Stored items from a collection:
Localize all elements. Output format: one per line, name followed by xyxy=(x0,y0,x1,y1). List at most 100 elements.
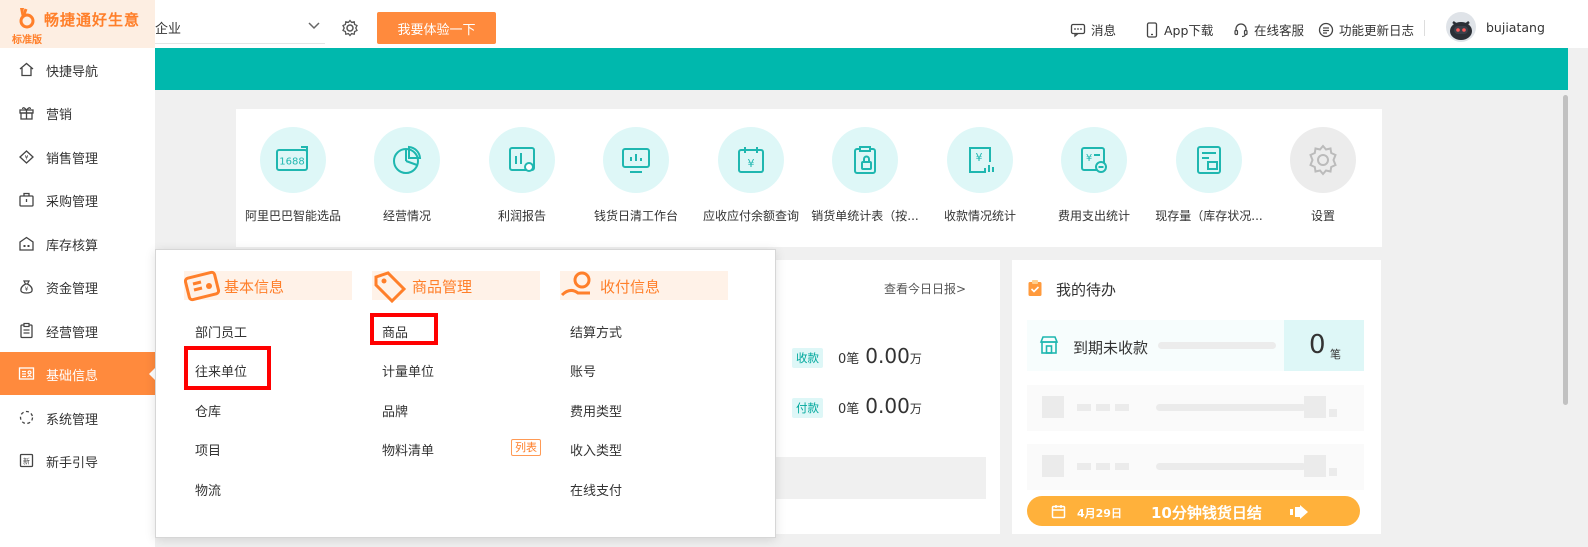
id-card-icon xyxy=(18,367,35,380)
quick-nav-daily-workbench[interactable]: 钱货日清工作台 xyxy=(579,127,693,224)
sidebar-item-system[interactable]: 系统管理 xyxy=(0,396,155,439)
menu-item-online-payment[interactable]: 在线支付 xyxy=(570,480,622,499)
svg-text:¥: ¥ xyxy=(25,286,29,293)
quick-nav-settings[interactable]: 设置 xyxy=(1266,127,1380,224)
header-divider xyxy=(1424,20,1425,36)
sidebar-item-purchase[interactable]: 采购管理 xyxy=(0,178,155,221)
receipt-value: 0.00 xyxy=(865,344,910,368)
menu-item-settlement-methods[interactable]: 结算方式 xyxy=(570,322,622,341)
payment-unit: 万 xyxy=(909,402,922,416)
sidebar-item-label: 系统管理 xyxy=(46,413,99,428)
quick-nav-balance-query[interactable]: ¥ 应收应付余额查询 xyxy=(694,127,808,224)
menu-item-departments[interactable]: 部门员工 xyxy=(195,322,247,341)
quick-nav-label: 阿里巴巴智能选品 xyxy=(244,209,341,223)
menu-item-income-types[interactable]: 收入类型 xyxy=(570,440,622,459)
sidebar-item-funds[interactable]: ¥ 资金管理 xyxy=(0,265,155,308)
try-experience-button[interactable]: 我要体验一下 xyxy=(377,12,496,44)
flyout-section-title: 基本信息 xyxy=(224,278,285,296)
menu-item-units[interactable]: 计量单位 xyxy=(382,361,434,380)
report-icon xyxy=(509,147,535,172)
overdue-receivable-label: 到期未收款 xyxy=(1073,339,1149,357)
banner-text: 10分钟钱货日结 xyxy=(1151,504,1262,522)
quick-nav-label: 设置 xyxy=(1310,209,1335,223)
menu-item-brands[interactable]: 品牌 xyxy=(382,401,408,420)
warehouse-icon xyxy=(19,236,34,251)
quick-nav-sales-stats[interactable]: 销货单统计表（按... xyxy=(808,127,922,224)
calendar-yen-icon: ¥ xyxy=(738,147,764,173)
username[interactable]: bujiatang xyxy=(1486,20,1545,35)
chevron-down-icon[interactable] xyxy=(306,17,322,33)
quick-nav-label: 经营情况 xyxy=(382,209,431,223)
overdue-progress-bar xyxy=(1158,342,1276,349)
menu-item-bom[interactable]: 物料清单 xyxy=(382,440,434,459)
banner-date: 4月29日 xyxy=(1077,507,1122,520)
menu-item-projects[interactable]: 项目 xyxy=(195,440,221,459)
company-select-underline xyxy=(155,43,325,44)
view-daily-report-link[interactable]: 查看今日日报> xyxy=(884,280,966,297)
yen-minus-icon: ¥ xyxy=(1081,147,1107,173)
quick-nav-expense-stats[interactable]: ¥ 费用支出统计 xyxy=(1037,127,1151,224)
brand-logo-icon xyxy=(19,8,35,29)
loading-ring-icon xyxy=(19,410,34,425)
menu-item-warehouse[interactable]: 仓库 xyxy=(195,401,221,420)
pie-chart-icon xyxy=(393,145,422,174)
highlight-box-products xyxy=(370,313,438,345)
brand-logo[interactable]: 畅捷通好生意 标准版 xyxy=(0,0,155,48)
sidebar-item-label: 基础信息 xyxy=(46,369,99,384)
svg-text:¥: ¥ xyxy=(976,151,983,164)
headset-icon xyxy=(1234,22,1248,37)
clipboard-lock-icon xyxy=(854,146,876,174)
quick-nav-label: 现存量（库存状况... xyxy=(1155,209,1263,223)
sidebar-item-basic-info[interactable]: 基础信息 xyxy=(0,352,155,395)
flyout-section-title: 收付信息 xyxy=(600,278,661,296)
bom-list-tag[interactable]: 列表 xyxy=(511,439,541,456)
page-scrollbar[interactable] xyxy=(1563,95,1568,405)
calendar-icon xyxy=(1051,505,1066,519)
company-select[interactable]: 企业 xyxy=(155,18,181,37)
payment-count: 0笔 xyxy=(838,402,860,417)
changelog-link[interactable]: 功能更新日志 xyxy=(1318,20,1414,39)
quick-nav-profit-report[interactable]: 利润报告 xyxy=(465,127,579,224)
sidebar-item-sales[interactable]: ¥ 销售管理 xyxy=(0,135,155,178)
skeleton-row xyxy=(1027,444,1364,490)
shop-icon xyxy=(1039,336,1059,354)
monitor-chart-icon xyxy=(622,148,650,173)
sidebar: 快捷导航 营销 ¥ 销售管理 采购管理 库存核算 ¥ 资金管理 经营管理 基础信… xyxy=(0,48,155,547)
overdue-count: 0 xyxy=(1309,330,1326,360)
1688-icon-text: 1688 xyxy=(279,157,304,168)
menu-item-logistics[interactable]: 物流 xyxy=(195,480,221,499)
app-download-label: App下载 xyxy=(1164,23,1214,38)
list-circle-icon xyxy=(1318,22,1334,37)
sidebar-item-label: 快捷导航 xyxy=(46,65,99,80)
sidebar-item-guide[interactable]: 新 新手引导 xyxy=(0,439,155,482)
receipt-tag: 收款 xyxy=(792,348,823,368)
quick-nav-stock-status[interactable]: 现存量（库存状况... xyxy=(1152,127,1266,224)
quick-nav-business-status[interactable]: 经营情况 xyxy=(350,127,464,224)
svg-text:¥: ¥ xyxy=(1086,153,1092,164)
quick-nav-alibaba[interactable]: 1688 阿里巴巴智能选品 xyxy=(236,127,350,224)
flyout-section-basic-info: 基本信息 xyxy=(184,270,352,302)
avatar[interactable] xyxy=(1446,12,1476,42)
app-download-link[interactable]: App下载 xyxy=(1145,20,1213,39)
purchase-icon xyxy=(19,192,34,207)
quick-nav-label: 费用支出统计 xyxy=(1057,209,1130,223)
menu-item-accounts[interactable]: 账号 xyxy=(570,361,596,380)
sidebar-item-operations[interactable]: 经营管理 xyxy=(0,309,155,352)
daily-settlement-banner[interactable]: 4月29日 10分钟钱货日结 xyxy=(1027,496,1360,526)
money-bag-icon: ¥ xyxy=(20,280,33,294)
brand-edition: 标准版 xyxy=(12,35,42,46)
gear-icon[interactable] xyxy=(341,19,359,37)
support-link[interactable]: 在线客服 xyxy=(1233,20,1304,39)
menu-item-expense-types[interactable]: 费用类型 xyxy=(570,401,622,420)
sidebar-item-inventory[interactable]: 库存核算 xyxy=(0,222,155,265)
sidebar-item-label: 库存核算 xyxy=(46,239,99,254)
quick-nav-receipt-stats[interactable]: ¥ 收款情况统计 xyxy=(923,127,1037,224)
quick-nav-label: 利润报告 xyxy=(497,209,546,223)
phone-icon xyxy=(1146,21,1158,38)
quick-nav-label: 销货单统计表（按... xyxy=(811,209,919,223)
messages-link[interactable]: 消息 xyxy=(1070,20,1116,39)
flyout-section-payment-info: 收付信息 xyxy=(560,271,728,300)
sidebar-item-marketing[interactable]: 营销 xyxy=(0,91,155,134)
sidebar-item-quick-nav[interactable]: 快捷导航 xyxy=(0,48,155,91)
highlight-box-partners xyxy=(184,346,271,390)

What is expected: Return every line of the listing above verbatim, leaving out the pictures.

Task result:
Localize all elements. Output format: one per line, name followed by xyxy=(x0,y0,x1,y1). List at most 100 elements.
id-card-icon xyxy=(18,367,35,380)
quick-nav-daily-workbench[interactable]: 钱货日清工作台 xyxy=(579,127,693,224)
sidebar-item-system[interactable]: 系统管理 xyxy=(0,396,155,439)
menu-item-online-payment[interactable]: 在线支付 xyxy=(570,480,622,499)
svg-text:¥: ¥ xyxy=(25,286,29,293)
quick-nav-settings[interactable]: 设置 xyxy=(1266,127,1380,224)
header-divider xyxy=(1424,20,1425,36)
sidebar-item-purchase[interactable]: 采购管理 xyxy=(0,178,155,221)
receipt-value: 0.00 xyxy=(865,344,910,368)
menu-item-settlement-methods[interactable]: 结算方式 xyxy=(570,322,622,341)
payment-unit: 万 xyxy=(909,402,922,416)
sidebar-item-label: 系统管理 xyxy=(46,413,99,428)
quick-nav-balance-query[interactable]: ¥ 应收应付余额查询 xyxy=(694,127,808,224)
menu-item-departments[interactable]: 部门员工 xyxy=(195,322,247,341)
quick-nav-label: 阿里巴巴智能选品 xyxy=(244,209,341,223)
menu-item-income-types[interactable]: 收入类型 xyxy=(570,440,622,459)
sidebar-item-funds[interactable]: ¥ 资金管理 xyxy=(0,265,155,308)
try-experience-button[interactable]: 我要体验一下 xyxy=(377,12,496,44)
flyout-section-title: 基本信息 xyxy=(224,278,285,296)
menu-item-units[interactable]: 计量单位 xyxy=(382,361,434,380)
report-icon xyxy=(509,147,535,172)
overdue-receivable-label: 到期未收款 xyxy=(1073,339,1149,357)
banner-text: 10分钟钱货日结 xyxy=(1151,504,1262,522)
quick-nav-label: 设置 xyxy=(1310,209,1335,223)
menu-item-brands[interactable]: 品牌 xyxy=(382,401,408,420)
warehouse-icon xyxy=(19,236,34,251)
quick-nav-sales-stats[interactable]: 销货单统计表（按... xyxy=(808,127,922,224)
calendar-yen-icon: ¥ xyxy=(738,147,764,173)
username[interactable]: bujiatang xyxy=(1486,20,1545,35)
chevron-down-icon[interactable] xyxy=(306,17,322,33)
quick-nav-label: 经营情况 xyxy=(382,209,431,223)
overdue-progress-bar xyxy=(1158,342,1276,349)
menu-item-bom[interactable]: 物料清单 xyxy=(382,440,434,459)
banner-date: 4月29日 xyxy=(1077,507,1122,520)
menu-item-projects[interactable]: 项目 xyxy=(195,440,221,459)
company-select-underline xyxy=(155,43,325,44)
view-daily-report-link[interactable]: 查看今日日报> xyxy=(884,280,966,297)
yen-minus-icon: ¥ xyxy=(1081,147,1107,173)
quick-nav-expense-stats[interactable]: ¥ 费用支出统计 xyxy=(1037,127,1151,224)
brand-logo-icon xyxy=(19,8,35,29)
loading-ring-icon xyxy=(19,410,34,425)
menu-item-warehouse[interactable]: 仓库 xyxy=(195,401,221,420)
pie-chart-icon xyxy=(393,145,422,174)
highlight-box-products xyxy=(370,313,438,345)
brand-logo[interactable]: 畅捷通好生意 标准版 xyxy=(0,0,155,48)
sidebar-item-label: 基础信息 xyxy=(46,369,99,384)
svg-text:¥: ¥ xyxy=(976,151,983,164)
headset-icon xyxy=(1234,22,1248,37)
clipboard-lock-icon xyxy=(854,146,876,174)
quick-nav-label: 现存量（库存状况... xyxy=(1155,209,1263,223)
sidebar-item-basic-info[interactable]: 基础信息 xyxy=(0,352,155,395)
flyout-section-title: 收付信息 xyxy=(600,278,661,296)
bom-list-tag[interactable]: 列表 xyxy=(511,439,541,456)
page-scrollbar[interactable] xyxy=(1563,95,1568,405)
calendar-icon xyxy=(1051,505,1066,519)
company-select[interactable]: 企业 xyxy=(155,18,181,37)
payment-count: 0笔 xyxy=(838,402,860,417)
changelog-link[interactable]: 功能更新日志 xyxy=(1318,20,1414,39)
quick-nav-profit-report[interactable]: 利润报告 xyxy=(465,127,579,224)
sidebar-item-sales[interactable]: ¥ 销售管理 xyxy=(0,135,155,178)
skeleton-row xyxy=(1027,444,1364,490)
shop-icon xyxy=(1039,336,1059,354)
monitor-chart-icon xyxy=(622,148,650,173)
sidebar: 快捷导航 营销 ¥ 销售管理 采购管理 库存核算 ¥ 资金管理 经营管理 基础信… xyxy=(0,48,155,547)
overdue-count: 0 xyxy=(1309,330,1326,360)
1688-icon-text: 1688 xyxy=(279,157,304,168)
menu-item-logistics[interactable]: 物流 xyxy=(195,480,221,499)
app-download-label: App下载 xyxy=(1164,23,1214,38)
list-circle-icon xyxy=(1318,22,1334,37)
sidebar-item-label: 快捷导航 xyxy=(46,65,99,80)
sidebar-item-guide[interactable]: 新 新手引导 xyxy=(0,439,155,482)
receipt-tag: 收款 xyxy=(792,348,823,368)
quick-nav-stock-status[interactable]: 现存量（库存状况... xyxy=(1152,127,1266,224)
quick-nav-business-status[interactable]: 经营情况 xyxy=(350,127,464,224)
svg-text:¥: ¥ xyxy=(1086,153,1092,164)
quick-nav-alibaba[interactable]: 1688 阿里巴巴智能选品 xyxy=(236,127,350,224)
flyout-section-basic-info: 基本信息 xyxy=(184,270,352,302)
avatar[interactable] xyxy=(1446,12,1476,42)
app-download-link[interactable]: App下载 xyxy=(1145,20,1213,39)
purchase-icon xyxy=(19,192,34,207)
quick-nav-label: 费用支出统计 xyxy=(1057,209,1130,223)
menu-item-accounts[interactable]: 账号 xyxy=(570,361,596,380)
sidebar-item-operations[interactable]: 经营管理 xyxy=(0,309,155,352)
daily-settlement-banner[interactable]: 4月29日 10分钟钱货日结 xyxy=(1027,496,1360,526)
money-bag-icon: ¥ xyxy=(20,280,33,294)
brand-edition: 标准版 xyxy=(12,35,42,46)
gear-icon[interactable] xyxy=(341,19,359,37)
support-link[interactable]: 在线客服 xyxy=(1233,20,1304,39)
menu-item-expense-types[interactable]: 费用类型 xyxy=(570,401,622,420)
sidebar-item-inventory[interactable]: 库存核算 xyxy=(0,222,155,265)
sidebar-item-label: 库存核算 xyxy=(46,239,99,254)
quick-nav-receipt-stats[interactable]: ¥ 收款情况统计 xyxy=(923,127,1037,224)
quick-nav-label: 利润报告 xyxy=(497,209,546,223)
phone-icon xyxy=(1146,21,1158,38)
quick-nav-label: 销货单统计表（按... xyxy=(811,209,919,223)
messages-link[interactable]: 消息 xyxy=(1070,20,1116,39)
flyout-section-payment-info: 收付信息 xyxy=(560,271,728,300)
sidebar-item-marketing[interactable]: 营销 xyxy=(0,91,155,134)
sidebar-item-quick-nav[interactable]: 快捷导航 xyxy=(0,48,155,91)
highlight-box-partners xyxy=(184,346,271,390)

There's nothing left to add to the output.